### WHAT YOU SHOULD DO
Write the number of lines holding the word "title", and nothing else.
** START OF EXERCISE MATERIAL **
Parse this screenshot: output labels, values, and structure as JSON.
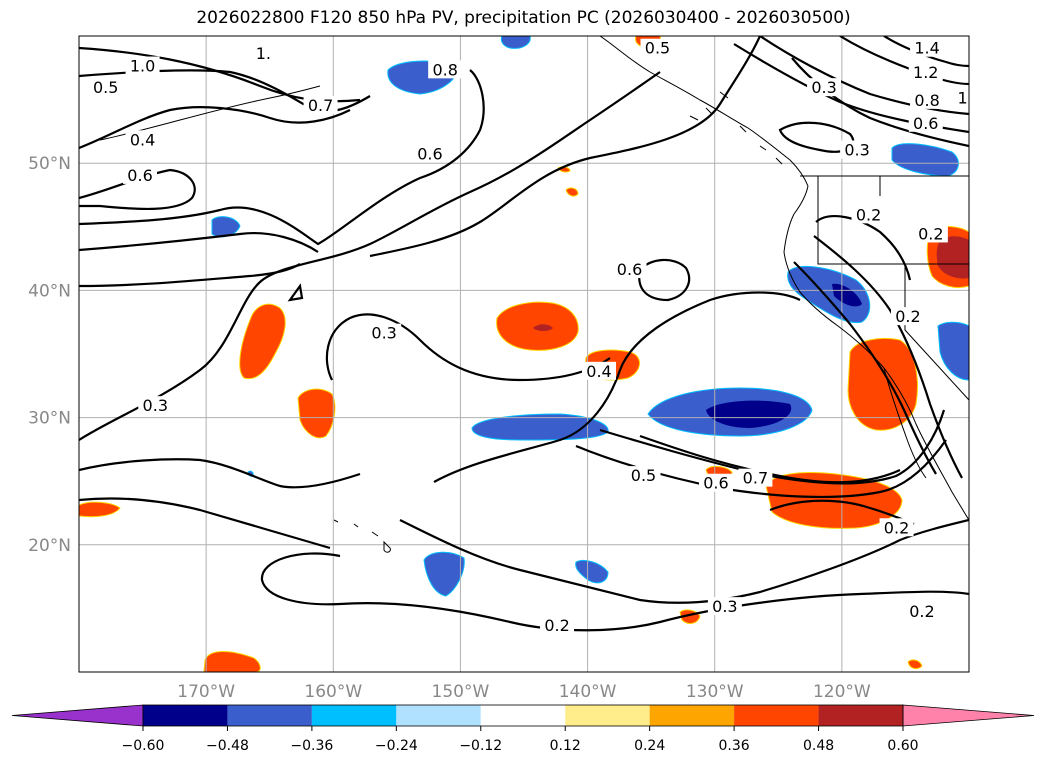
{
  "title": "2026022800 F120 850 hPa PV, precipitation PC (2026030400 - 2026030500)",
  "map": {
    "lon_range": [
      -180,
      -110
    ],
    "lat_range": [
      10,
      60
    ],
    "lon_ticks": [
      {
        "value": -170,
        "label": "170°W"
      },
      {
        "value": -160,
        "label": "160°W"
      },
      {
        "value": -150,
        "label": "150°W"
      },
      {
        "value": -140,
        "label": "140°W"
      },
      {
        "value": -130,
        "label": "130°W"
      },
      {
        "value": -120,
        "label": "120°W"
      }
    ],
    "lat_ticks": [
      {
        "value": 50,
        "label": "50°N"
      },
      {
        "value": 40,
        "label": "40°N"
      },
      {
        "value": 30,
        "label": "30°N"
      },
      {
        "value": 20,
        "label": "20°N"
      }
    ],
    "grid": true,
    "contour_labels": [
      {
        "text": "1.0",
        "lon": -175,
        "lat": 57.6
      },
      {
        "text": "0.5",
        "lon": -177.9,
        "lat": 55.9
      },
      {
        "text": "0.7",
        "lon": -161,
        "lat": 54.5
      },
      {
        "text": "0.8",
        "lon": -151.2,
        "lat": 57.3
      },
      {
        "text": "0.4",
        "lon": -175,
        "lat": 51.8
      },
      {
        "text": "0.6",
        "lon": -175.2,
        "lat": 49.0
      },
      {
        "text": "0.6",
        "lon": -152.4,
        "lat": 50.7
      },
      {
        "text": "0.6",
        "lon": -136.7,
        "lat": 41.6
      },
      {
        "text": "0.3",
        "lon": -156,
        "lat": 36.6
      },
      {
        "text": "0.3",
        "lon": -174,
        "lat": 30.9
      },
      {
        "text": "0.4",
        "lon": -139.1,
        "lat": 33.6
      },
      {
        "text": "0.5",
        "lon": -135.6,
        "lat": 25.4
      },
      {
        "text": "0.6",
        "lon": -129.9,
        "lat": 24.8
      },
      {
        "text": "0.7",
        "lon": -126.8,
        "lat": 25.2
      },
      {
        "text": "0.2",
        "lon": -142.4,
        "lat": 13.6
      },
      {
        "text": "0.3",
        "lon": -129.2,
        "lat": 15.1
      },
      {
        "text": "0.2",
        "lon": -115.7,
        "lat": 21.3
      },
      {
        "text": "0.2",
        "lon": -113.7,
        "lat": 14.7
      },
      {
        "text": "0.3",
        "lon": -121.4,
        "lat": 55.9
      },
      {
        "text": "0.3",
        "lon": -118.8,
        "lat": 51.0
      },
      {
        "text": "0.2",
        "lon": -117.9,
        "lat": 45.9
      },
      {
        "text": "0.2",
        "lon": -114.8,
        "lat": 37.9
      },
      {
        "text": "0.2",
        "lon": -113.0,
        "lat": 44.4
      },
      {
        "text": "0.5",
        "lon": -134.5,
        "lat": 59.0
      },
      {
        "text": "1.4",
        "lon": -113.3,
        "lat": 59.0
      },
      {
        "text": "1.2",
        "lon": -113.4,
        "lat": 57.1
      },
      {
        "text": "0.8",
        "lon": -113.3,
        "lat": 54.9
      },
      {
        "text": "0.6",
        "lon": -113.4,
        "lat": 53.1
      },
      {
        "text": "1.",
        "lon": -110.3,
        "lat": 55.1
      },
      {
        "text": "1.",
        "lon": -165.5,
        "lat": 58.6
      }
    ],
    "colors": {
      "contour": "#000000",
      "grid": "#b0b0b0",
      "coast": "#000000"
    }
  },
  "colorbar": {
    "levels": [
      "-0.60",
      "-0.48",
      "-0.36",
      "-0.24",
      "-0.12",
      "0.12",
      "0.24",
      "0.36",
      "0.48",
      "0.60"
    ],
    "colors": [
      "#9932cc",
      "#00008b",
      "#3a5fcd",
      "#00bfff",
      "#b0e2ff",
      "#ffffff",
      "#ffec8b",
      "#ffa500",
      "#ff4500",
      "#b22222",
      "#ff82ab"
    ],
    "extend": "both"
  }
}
** END OF EXERCISE MATERIAL **
** START OF EXERCISE MATERIAL **
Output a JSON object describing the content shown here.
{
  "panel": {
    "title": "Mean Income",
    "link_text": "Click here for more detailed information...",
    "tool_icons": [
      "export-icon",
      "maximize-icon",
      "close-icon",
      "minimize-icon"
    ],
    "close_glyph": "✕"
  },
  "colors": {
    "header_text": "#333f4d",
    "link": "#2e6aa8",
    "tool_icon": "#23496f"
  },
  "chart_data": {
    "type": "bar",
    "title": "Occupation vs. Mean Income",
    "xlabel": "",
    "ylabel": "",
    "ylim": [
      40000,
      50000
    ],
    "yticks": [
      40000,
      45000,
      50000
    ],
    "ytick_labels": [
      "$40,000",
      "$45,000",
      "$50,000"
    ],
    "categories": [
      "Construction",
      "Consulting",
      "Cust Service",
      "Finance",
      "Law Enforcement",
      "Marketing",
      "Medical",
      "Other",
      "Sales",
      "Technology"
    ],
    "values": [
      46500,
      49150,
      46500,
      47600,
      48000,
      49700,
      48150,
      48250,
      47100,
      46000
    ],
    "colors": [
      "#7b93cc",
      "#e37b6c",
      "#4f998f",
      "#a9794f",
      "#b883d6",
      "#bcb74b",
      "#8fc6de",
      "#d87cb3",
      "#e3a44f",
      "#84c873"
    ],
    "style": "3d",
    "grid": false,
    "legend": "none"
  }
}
** END OF EXERCISE MATERIAL **
### WRITTEN RESPONSE
3